- SHORT PROBLEM
Copy the lines from the one holding "UI element localization: list" through the one holding "code-token: \n xyxy=(536,457,569,489)", inclusive, swapping "indent-guide" for "indent-line" and changing nothing else. Omit the pictures.

- SUPPLIED INFORMATION

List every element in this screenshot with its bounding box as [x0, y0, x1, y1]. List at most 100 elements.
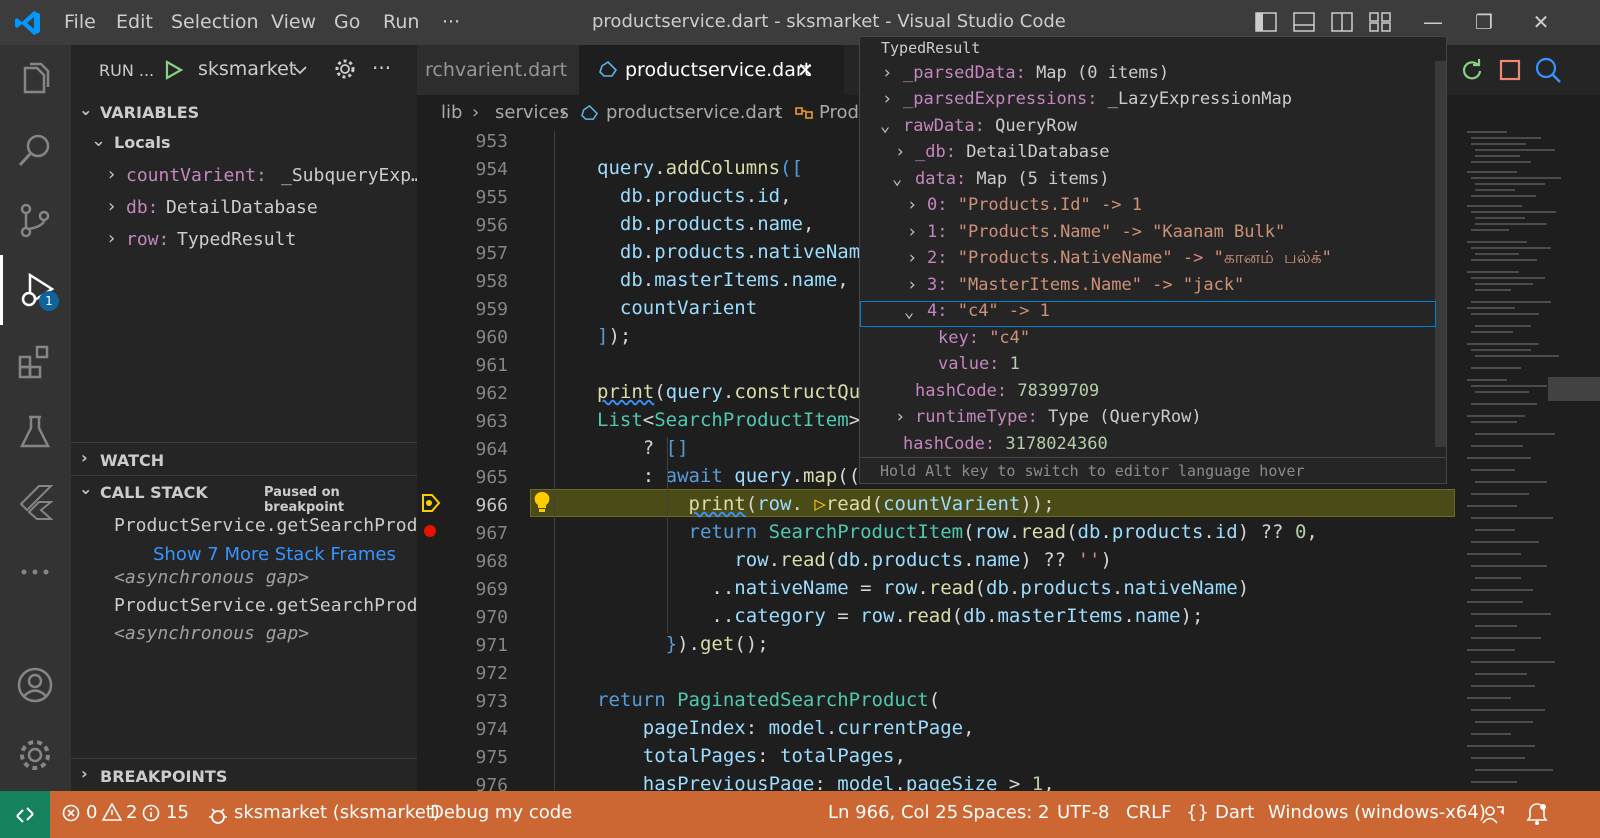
...
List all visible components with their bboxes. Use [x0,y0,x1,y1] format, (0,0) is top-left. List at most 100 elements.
...
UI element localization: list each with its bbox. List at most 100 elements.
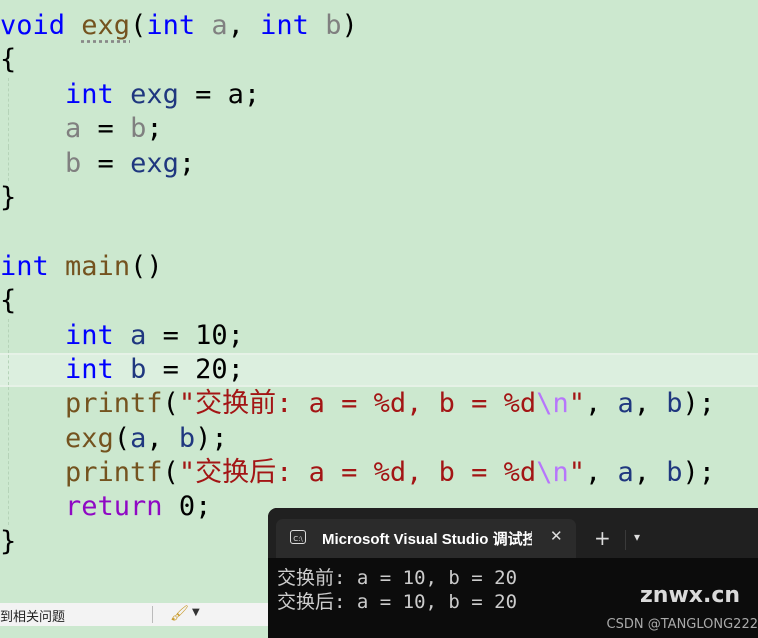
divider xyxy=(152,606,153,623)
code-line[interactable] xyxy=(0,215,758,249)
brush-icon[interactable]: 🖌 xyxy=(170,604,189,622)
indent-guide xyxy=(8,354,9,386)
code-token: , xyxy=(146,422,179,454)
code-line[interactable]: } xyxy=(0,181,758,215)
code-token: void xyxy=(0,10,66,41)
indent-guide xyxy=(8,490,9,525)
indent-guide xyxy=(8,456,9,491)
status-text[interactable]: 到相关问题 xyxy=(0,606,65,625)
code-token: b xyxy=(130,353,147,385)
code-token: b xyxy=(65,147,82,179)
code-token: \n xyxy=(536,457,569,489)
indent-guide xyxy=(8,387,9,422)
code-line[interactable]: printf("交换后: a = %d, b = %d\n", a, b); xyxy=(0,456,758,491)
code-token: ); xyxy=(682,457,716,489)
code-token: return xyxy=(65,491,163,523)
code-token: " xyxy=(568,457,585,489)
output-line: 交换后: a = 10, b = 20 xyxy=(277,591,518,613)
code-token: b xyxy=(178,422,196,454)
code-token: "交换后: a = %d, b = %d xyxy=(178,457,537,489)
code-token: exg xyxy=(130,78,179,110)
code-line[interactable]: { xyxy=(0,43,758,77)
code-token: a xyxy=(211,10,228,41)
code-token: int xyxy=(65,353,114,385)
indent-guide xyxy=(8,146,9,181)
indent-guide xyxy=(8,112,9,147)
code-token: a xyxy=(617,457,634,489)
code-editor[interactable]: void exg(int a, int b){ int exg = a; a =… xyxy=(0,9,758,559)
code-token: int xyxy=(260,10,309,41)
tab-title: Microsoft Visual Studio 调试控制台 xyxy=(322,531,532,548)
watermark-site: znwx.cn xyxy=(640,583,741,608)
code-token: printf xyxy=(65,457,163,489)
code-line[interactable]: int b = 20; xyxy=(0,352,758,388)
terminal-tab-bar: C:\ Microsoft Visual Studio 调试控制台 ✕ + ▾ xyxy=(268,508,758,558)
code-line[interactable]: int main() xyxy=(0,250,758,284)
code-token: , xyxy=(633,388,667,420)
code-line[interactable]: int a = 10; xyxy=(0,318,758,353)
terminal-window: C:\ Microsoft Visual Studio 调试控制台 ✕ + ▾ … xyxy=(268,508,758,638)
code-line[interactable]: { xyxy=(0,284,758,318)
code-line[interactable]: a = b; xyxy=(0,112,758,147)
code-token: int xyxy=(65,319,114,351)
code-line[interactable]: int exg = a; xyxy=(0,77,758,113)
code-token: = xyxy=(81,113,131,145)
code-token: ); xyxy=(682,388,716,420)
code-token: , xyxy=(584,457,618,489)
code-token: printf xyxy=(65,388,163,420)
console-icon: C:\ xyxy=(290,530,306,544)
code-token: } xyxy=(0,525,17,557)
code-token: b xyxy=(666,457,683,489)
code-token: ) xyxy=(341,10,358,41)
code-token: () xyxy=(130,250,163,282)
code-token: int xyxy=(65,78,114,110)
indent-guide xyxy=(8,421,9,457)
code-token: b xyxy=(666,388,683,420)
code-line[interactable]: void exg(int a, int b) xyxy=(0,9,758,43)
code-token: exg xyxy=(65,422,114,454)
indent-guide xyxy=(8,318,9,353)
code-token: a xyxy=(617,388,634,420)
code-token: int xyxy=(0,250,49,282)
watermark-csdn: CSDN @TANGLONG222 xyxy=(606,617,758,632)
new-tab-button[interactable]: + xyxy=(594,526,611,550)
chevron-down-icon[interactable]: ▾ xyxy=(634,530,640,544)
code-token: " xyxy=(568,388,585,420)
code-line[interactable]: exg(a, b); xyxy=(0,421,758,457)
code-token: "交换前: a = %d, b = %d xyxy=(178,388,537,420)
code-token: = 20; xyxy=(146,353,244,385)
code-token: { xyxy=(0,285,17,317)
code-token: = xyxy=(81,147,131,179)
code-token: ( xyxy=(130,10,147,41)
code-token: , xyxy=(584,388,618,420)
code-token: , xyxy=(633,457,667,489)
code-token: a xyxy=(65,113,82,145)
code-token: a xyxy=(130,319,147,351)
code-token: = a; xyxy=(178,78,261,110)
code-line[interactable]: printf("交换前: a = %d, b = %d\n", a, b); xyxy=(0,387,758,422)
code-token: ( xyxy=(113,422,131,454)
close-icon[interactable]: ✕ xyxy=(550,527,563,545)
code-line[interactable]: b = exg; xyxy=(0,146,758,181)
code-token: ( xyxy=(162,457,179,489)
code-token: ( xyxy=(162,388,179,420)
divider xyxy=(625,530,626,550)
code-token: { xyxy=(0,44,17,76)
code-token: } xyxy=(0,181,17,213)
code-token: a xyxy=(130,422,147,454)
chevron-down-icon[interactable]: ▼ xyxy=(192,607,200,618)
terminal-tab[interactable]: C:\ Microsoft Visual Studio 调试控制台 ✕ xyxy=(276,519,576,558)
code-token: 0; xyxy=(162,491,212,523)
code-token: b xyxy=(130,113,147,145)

- TASK SOLUTION
UI element localization: list each with its bbox. List at most 100 elements.
divider xyxy=(152,606,153,623)
code-line[interactable] xyxy=(0,215,758,249)
brush-icon[interactable]: 🖌 xyxy=(170,604,189,622)
indent-line xyxy=(8,354,9,386)
code-token: , xyxy=(146,422,179,454)
code-line[interactable]: } xyxy=(0,181,758,215)
code-token: void xyxy=(0,10,66,41)
indent-line xyxy=(8,490,9,525)
indent-line xyxy=(8,456,9,491)
status-text[interactable]: 到相关问题 xyxy=(0,606,65,625)
code-token: b xyxy=(130,353,147,385)
code-token: b xyxy=(65,147,82,179)
code-token: \n xyxy=(536,457,569,489)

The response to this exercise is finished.